■ Work instructions ■
Scan the records below for lines with the word "from", then state how many you find and nothing else.

■ Data records ■
## START

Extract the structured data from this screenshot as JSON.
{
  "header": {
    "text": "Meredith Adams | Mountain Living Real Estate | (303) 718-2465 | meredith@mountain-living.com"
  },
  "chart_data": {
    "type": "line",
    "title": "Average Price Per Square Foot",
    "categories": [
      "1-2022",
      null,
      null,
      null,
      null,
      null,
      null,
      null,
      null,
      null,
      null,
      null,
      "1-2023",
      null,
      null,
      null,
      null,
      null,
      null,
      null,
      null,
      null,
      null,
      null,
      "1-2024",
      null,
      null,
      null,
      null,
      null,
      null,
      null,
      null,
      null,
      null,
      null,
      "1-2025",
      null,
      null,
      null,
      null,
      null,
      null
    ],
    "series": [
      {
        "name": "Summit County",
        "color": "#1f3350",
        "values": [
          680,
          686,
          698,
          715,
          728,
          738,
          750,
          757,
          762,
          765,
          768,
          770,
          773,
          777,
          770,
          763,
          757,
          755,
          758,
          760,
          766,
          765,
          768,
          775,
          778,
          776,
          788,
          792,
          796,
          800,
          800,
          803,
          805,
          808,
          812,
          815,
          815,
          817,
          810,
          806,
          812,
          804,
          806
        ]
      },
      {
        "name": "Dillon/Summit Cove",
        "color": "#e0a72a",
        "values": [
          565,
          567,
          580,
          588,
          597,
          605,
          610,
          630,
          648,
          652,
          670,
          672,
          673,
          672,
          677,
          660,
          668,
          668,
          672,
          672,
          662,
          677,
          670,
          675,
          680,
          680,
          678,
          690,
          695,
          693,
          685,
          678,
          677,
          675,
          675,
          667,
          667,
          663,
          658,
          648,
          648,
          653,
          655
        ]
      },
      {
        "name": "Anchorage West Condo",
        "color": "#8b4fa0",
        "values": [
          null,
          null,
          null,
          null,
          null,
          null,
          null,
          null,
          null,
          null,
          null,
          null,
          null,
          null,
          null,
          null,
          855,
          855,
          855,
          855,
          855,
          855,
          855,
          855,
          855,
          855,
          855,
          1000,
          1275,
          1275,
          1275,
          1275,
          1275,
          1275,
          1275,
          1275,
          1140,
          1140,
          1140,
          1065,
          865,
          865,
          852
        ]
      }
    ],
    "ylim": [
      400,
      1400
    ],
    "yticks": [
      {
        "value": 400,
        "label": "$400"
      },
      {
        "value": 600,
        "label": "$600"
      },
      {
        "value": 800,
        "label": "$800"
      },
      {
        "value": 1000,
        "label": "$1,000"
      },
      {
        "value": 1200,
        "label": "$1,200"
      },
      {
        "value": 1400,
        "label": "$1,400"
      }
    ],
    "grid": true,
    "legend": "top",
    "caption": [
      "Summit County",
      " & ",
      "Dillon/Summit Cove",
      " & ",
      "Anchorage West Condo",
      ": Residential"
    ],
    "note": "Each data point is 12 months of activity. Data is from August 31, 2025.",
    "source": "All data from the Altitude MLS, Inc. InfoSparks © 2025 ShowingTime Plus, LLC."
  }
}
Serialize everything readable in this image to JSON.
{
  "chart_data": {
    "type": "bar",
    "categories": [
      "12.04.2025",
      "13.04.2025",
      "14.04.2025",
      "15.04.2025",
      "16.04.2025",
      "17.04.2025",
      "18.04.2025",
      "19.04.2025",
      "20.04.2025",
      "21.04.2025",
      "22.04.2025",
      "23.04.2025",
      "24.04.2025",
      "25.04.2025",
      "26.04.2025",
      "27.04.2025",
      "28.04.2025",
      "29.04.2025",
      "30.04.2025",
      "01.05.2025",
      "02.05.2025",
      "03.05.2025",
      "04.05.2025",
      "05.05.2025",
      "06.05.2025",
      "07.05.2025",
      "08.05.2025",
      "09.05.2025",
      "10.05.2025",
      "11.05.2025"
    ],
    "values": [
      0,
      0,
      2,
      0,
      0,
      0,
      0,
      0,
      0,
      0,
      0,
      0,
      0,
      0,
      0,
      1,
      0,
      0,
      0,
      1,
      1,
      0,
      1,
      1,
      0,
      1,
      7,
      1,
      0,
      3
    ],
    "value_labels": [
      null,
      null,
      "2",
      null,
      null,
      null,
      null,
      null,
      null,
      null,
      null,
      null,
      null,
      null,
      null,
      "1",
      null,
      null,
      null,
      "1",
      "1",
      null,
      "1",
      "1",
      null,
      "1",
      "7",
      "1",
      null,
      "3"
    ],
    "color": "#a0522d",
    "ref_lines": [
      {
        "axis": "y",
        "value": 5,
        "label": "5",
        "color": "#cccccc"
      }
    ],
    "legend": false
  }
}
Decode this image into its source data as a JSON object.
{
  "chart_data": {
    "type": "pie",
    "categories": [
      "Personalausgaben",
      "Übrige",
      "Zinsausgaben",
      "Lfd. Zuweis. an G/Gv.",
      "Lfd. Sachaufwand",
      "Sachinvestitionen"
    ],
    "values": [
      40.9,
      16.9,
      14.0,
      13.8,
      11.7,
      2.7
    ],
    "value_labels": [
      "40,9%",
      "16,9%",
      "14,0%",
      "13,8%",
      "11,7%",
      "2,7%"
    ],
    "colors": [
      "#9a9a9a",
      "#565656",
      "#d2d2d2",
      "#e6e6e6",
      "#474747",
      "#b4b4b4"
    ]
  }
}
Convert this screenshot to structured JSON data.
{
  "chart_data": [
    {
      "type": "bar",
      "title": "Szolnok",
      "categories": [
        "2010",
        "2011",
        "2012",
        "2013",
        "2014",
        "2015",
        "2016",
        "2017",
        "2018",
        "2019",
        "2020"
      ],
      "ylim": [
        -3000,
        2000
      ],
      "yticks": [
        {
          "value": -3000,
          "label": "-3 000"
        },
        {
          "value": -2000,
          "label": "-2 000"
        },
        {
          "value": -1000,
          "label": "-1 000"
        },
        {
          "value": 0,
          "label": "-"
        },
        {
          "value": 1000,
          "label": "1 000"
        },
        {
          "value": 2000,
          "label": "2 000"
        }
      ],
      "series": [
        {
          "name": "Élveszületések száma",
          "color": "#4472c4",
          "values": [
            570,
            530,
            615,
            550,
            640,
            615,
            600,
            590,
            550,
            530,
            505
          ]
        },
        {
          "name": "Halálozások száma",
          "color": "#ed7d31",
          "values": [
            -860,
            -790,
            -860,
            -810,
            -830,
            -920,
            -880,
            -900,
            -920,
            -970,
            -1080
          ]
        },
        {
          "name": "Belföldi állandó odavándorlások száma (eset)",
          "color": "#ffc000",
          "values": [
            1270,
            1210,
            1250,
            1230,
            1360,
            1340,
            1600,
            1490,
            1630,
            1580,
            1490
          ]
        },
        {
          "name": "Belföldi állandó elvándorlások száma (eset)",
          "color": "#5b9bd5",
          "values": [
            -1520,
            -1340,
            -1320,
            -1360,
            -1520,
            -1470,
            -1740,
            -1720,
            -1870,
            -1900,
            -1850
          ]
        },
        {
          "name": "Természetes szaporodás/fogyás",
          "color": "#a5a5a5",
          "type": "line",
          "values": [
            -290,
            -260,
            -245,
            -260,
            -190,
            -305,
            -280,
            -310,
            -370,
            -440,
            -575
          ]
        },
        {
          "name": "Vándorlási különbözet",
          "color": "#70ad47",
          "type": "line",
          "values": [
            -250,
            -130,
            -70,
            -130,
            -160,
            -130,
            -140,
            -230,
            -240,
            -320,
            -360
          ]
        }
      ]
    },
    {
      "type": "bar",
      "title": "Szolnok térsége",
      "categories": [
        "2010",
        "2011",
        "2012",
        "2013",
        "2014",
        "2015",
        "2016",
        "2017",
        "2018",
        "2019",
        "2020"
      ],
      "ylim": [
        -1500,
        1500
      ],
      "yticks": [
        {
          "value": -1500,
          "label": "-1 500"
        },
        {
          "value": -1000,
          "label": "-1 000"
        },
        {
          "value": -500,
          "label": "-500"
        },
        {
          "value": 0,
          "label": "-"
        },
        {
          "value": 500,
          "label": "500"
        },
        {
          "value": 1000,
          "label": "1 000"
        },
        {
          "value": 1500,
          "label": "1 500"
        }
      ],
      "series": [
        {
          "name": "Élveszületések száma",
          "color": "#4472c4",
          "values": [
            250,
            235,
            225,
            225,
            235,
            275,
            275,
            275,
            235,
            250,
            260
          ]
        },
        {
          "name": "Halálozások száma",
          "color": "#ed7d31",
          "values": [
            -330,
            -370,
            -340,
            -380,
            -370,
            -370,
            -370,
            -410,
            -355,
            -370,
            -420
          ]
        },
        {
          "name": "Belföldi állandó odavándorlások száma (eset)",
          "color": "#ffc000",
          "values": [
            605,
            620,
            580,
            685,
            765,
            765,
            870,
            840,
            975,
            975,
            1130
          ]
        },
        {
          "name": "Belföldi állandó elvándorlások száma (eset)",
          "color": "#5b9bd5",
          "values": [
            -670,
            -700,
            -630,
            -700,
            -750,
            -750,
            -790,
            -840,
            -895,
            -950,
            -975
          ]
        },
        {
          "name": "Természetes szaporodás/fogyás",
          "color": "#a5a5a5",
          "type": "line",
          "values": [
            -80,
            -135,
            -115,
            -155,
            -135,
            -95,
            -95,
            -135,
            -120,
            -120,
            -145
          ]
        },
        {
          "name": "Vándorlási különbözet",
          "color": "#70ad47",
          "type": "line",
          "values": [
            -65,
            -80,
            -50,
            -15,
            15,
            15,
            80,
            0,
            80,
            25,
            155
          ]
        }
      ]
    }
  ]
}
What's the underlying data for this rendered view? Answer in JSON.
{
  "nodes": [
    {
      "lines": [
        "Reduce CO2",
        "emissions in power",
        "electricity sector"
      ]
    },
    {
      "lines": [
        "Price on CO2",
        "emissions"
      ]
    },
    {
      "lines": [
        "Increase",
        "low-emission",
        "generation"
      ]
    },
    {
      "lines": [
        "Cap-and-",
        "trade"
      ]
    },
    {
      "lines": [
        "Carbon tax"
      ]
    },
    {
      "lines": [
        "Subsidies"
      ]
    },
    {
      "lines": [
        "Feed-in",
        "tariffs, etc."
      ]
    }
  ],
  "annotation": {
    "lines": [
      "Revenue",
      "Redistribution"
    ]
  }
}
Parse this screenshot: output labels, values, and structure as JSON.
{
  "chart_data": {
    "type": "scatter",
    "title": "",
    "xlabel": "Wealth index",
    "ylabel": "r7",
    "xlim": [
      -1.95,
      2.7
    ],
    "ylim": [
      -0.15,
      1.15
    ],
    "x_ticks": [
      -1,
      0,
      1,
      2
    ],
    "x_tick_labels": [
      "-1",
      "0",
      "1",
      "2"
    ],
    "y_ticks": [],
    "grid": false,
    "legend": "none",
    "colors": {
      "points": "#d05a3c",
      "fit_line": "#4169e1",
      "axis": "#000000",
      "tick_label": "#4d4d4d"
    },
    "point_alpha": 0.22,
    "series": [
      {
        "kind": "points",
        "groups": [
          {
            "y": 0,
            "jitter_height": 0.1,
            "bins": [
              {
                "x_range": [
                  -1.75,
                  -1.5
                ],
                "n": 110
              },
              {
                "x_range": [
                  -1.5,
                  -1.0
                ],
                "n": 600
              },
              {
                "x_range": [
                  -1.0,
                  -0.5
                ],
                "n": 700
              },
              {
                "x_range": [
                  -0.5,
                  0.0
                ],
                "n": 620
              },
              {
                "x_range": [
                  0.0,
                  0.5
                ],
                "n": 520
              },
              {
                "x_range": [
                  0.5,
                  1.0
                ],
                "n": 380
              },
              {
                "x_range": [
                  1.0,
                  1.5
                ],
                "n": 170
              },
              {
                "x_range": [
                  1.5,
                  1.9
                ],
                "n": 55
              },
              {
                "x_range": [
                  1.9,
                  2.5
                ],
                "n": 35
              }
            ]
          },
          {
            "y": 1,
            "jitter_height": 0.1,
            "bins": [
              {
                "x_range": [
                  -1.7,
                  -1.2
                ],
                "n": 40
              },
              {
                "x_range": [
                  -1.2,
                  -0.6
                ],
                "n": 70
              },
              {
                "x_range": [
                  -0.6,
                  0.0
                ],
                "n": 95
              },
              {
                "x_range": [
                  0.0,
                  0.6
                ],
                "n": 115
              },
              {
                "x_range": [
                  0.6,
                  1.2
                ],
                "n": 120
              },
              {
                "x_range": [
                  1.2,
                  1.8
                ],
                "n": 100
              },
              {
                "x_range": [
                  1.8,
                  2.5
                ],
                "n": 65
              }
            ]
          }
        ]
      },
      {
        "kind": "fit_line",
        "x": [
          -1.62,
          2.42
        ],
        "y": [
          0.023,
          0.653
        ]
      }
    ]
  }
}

## END

■ Exercise output ■
3